**Task brief**
Copy all lines that contain the word "Campus".

[Data listing]
>>>

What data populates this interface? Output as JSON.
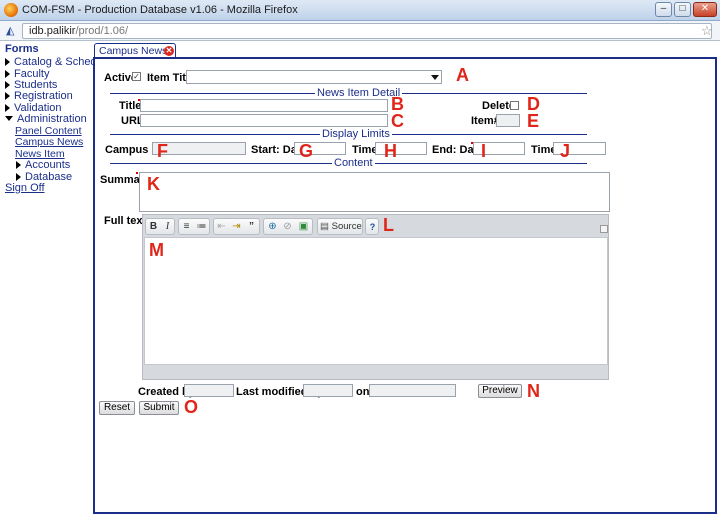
{
  "window": {
    "title": "COM-FSM - Production Database v1.06 - Mozilla Firefox",
    "url_host": "idb.palikir",
    "url_path": "/prod/1.06/"
  },
  "icons": {
    "browser": "firefox-icon",
    "site": "site-identity-icon",
    "bookmark": "star-icon",
    "tab_close": "close-icon",
    "dropdown": "chevron-down-icon",
    "nav_expand": "triangle-right-icon",
    "nav_collapse": "triangle-down-icon"
  },
  "colors": {
    "accent": "#1b2f8a",
    "annotation": "#e0261a",
    "required": "#dd0000"
  },
  "nav": {
    "heading": "Forms",
    "items": [
      {
        "label": "Catalog & Schedule"
      },
      {
        "label": "Faculty"
      },
      {
        "label": "Students"
      },
      {
        "label": "Registration"
      },
      {
        "label": "Validation"
      },
      {
        "label": "Administration"
      }
    ],
    "admin_links": [
      {
        "label": "Panel Content"
      },
      {
        "label": "Campus News"
      },
      {
        "label": "News Item"
      }
    ],
    "admin_subgroups": [
      {
        "label": "Accounts"
      },
      {
        "label": "Database"
      }
    ],
    "signoff": "Sign Off"
  },
  "tab": {
    "label": "Campus News"
  },
  "form": {
    "active_label": "Active",
    "active_checked": true,
    "item_title_label": "Item Title",
    "sections": {
      "detail": "News Item Detail",
      "limits": "Display Limits",
      "content": "Content"
    },
    "title_label": "Title",
    "delete_label": "Delete",
    "url_label": "URL",
    "item_label": "Item#",
    "campus_label": "Campus",
    "start_date_label": "Start: Date",
    "time_label": "Time",
    "end_date_label": "End: Date",
    "time2_label": "Time",
    "summary_label": "Summary",
    "fulltext_label": "Full text",
    "created_by_label": "Created by",
    "last_modified_label": "Last modified by",
    "on_label": "on",
    "preview_button": "Preview",
    "reset_button": "Reset",
    "submit_button": "Submit"
  },
  "editor_toolbar": {
    "bold": "B",
    "italic": "I",
    "quote": "”",
    "source": "Source",
    "help": "?"
  },
  "annotations": {
    "A": "A",
    "B": "B",
    "C": "C",
    "D": "D",
    "E": "E",
    "F": "F",
    "G": "G",
    "H": "H",
    "I": "I",
    "J": "J",
    "K": "K",
    "L": "L",
    "M": "M",
    "N": "N",
    "O": "O"
  }
}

<<<

**Output for this task**
        "label": "Campus News"
    "label": "Campus News"
    "campus_label": "Campus",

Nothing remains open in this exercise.